**Required work**: In the listing below, find every line containing "Zoom" and copy it out.

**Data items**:
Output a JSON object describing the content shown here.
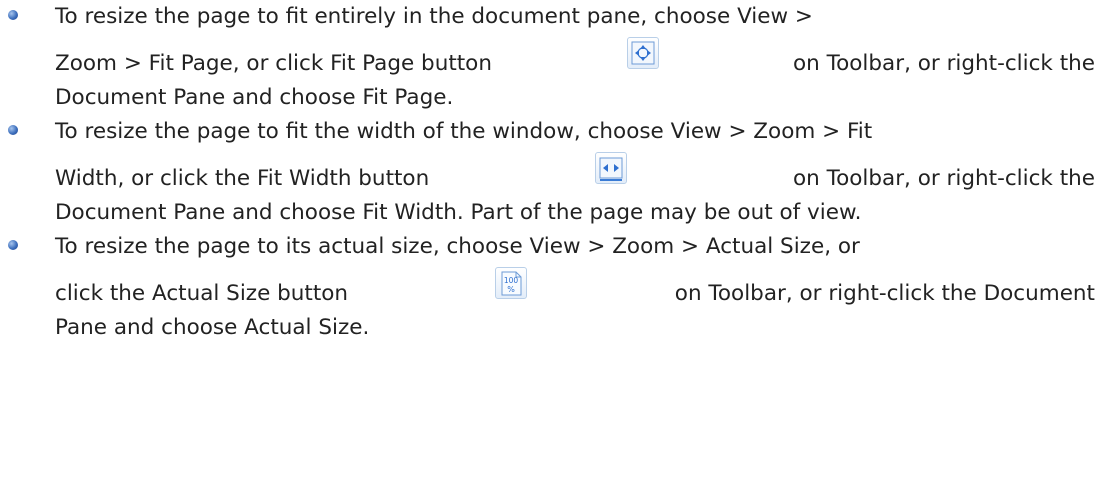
{
  "items": [
    {
      "line1": "To resize the page to fit entirely in the document pane, choose View >",
      "line2a": "Zoom > Fit Page, or click Fit Page button",
      "line2b": "on Toolbar, or right-click the",
      "line3": "Document Pane and choose Fit Page.",
      "icon": "fit-page-icon"
    },
    {
      "line1": "To resize the page to fit the width of the window, choose View > Zoom > Fit",
      "line2a": "Width, or click the Fit Width button",
      "line2b": "on Toolbar, or right-click the",
      "line3": "Document Pane and choose Fit Width. Part of the page may be out of view.",
      "icon": "fit-width-icon"
    },
    {
      "line1": "To resize the page to its actual size, choose View > Zoom > Actual Size, or",
      "line2a": "click the Actual Size button",
      "line2b": "on Toolbar, or right-click the Document",
      "line3": "Pane and choose Actual Size.",
      "icon": "actual-size-icon",
      "icon_text": "100 %"
    }
  ],
  "colors": {
    "text": "#222222",
    "bullet": "#3d6fbd",
    "icon_border": "#b9cfe8"
  }
}
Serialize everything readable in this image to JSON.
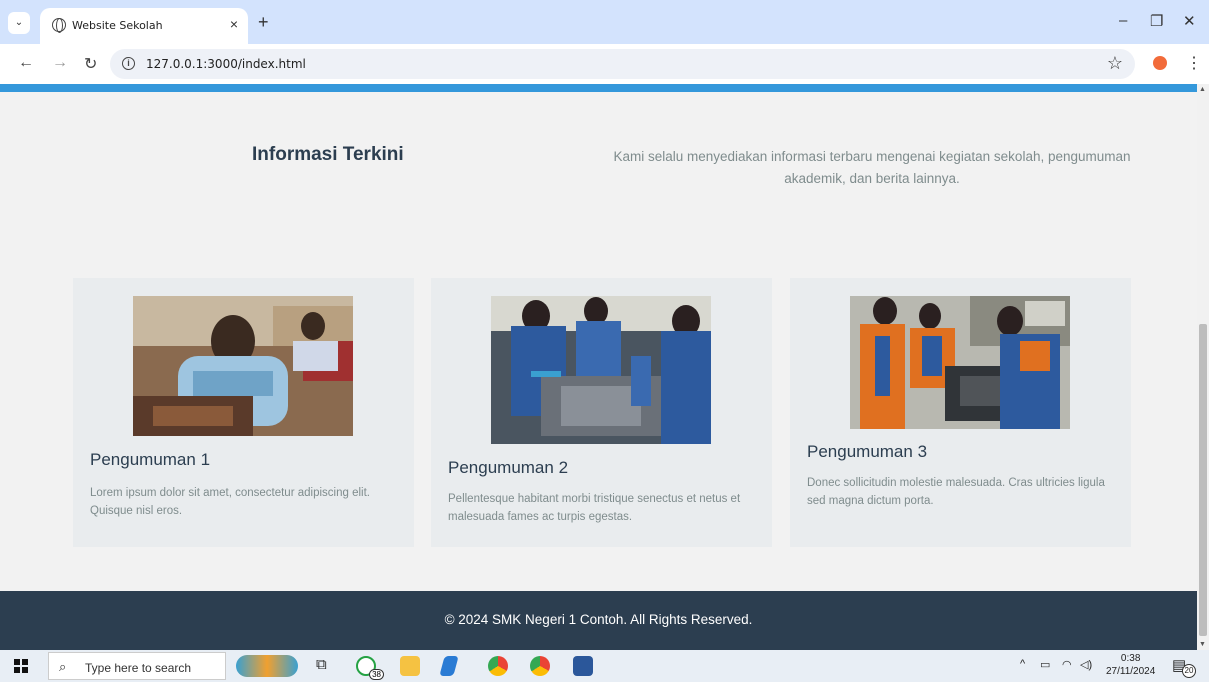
{
  "browser": {
    "tab_title": "Website Sekolah",
    "tab_close": "×",
    "new_tab": "+",
    "url": "127.0.0.1:3000/index.html",
    "minimize": "–",
    "restore": "❐",
    "close": "✕"
  },
  "page": {
    "section_title": "Informasi Terkini",
    "section_desc": "Kami selalu menyediakan informasi terbaru mengenai kegiatan sekolah, pengumuman akademik, dan berita lainnya.",
    "cards": [
      {
        "title": "Pengumuman 1",
        "text": "Lorem ipsum dolor sit amet, consectetur adipiscing elit. Quisque nisl eros."
      },
      {
        "title": "Pengumuman 2",
        "text": "Pellentesque habitant morbi tristique senectus et netus et malesuada fames ac turpis egestas."
      },
      {
        "title": "Pengumuman 3",
        "text": "Donec sollicitudin molestie malesuada. Cras ultricies ligula sed magna dictum porta."
      }
    ],
    "footer": "© 2024 SMK Negeri 1 Contoh. All Rights Reserved.",
    "colors": {
      "accent": "#3498db",
      "heading": "#2c3e50",
      "muted": "#7f8c8d",
      "footer_bg": "#2c3e50"
    }
  },
  "taskbar": {
    "search_placeholder": "Type here to search",
    "whatsapp_badge": "38",
    "time": "0:38",
    "date": "27/11/2024",
    "notification_count": "20"
  }
}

**Final result**:
      "line2a": "Zoom > Fit Page, or click Fit Page button",
      "line1": "To resize the page to fit the width of the window, choose View > Zoom > Fit",
      "line1": "To resize the page to its actual size, choose View > Zoom > Actual Size, or",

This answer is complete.